**Excerpt provided**:
= = = = = = =

Saturday, 15 August 2015

A Short Word About Superhero Comics; or, I take a pop at Spider-Man

I came to a conclusion today, whilst tidying and trying to make sense of a few things. Something I do not enjoy: Superhero comics.  I'm not even particularly enamored of the movies.  I shall elaborate.  

I think that, for the most part, they're boring.  I want my fiction to be as escapist as possible, and most superhero comics are not escapism.  I'll take a pop at Spider-Man, Marvel's flagship character.  Spider-Man, or his alter-ego, Peter Parker, is a young man.  He's poor, struggles to pay his bills and look after his family.  As a freelancer, his job is constantly uncertain, and he never knows if his next paycheck is going to be his last.  
This is not escapism.  This is my life.  And I don't want to be reminded of that in comic book or movie form.  I don't want to pay money, hard-earned money, to be reminded that I don't have much money.

= = = = = = =

**Source material**:
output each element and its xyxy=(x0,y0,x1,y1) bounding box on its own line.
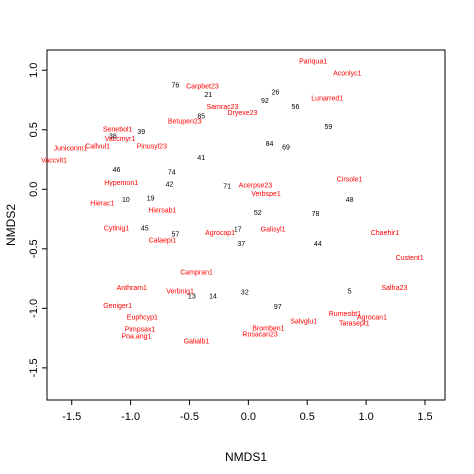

= = = = = = =

Continue the blog post about disliking superhero comics, picking up after its final sentence. The listing has no connection to the blog post about superhero comics.

Now, add to that the fact that Parker is a whiny bitch. He spends a good chunk of his comics complaining about how his life sucks and it isn't fair that bad things keep happening to him.  Whilst swinging around a huge city like most folks (even in his universe) would love to be able to do.   
What makes this more galling is that he had joined the Avengers recently, (I don't know if the memberships still stands) so his money worries have pretty much gone, but still he finds reasons to complain.  
Peter Parker is the living embodiment of White Guy Problems.  He's an excuse for immature white guys to vicariously complain about how hard they have it.  And it sucks.  And more to the point, it's boring.
Spider-Man is the extreme of this, and lord knows I don't want to go back to the EXTREME style of the nineties.  But he's the template.  Make the protagonist relatable by giving them problems the reader can relate to.  Which is fine, but Parker just complains about stuff that he shouldn't really be complaining about.  He's an immature idiot who never learns from his mistakes and whines about it.
Which is why I don't care about it being Parker in the new Marvel films.  Hell, I want it to be the new kid from the Ultimate books.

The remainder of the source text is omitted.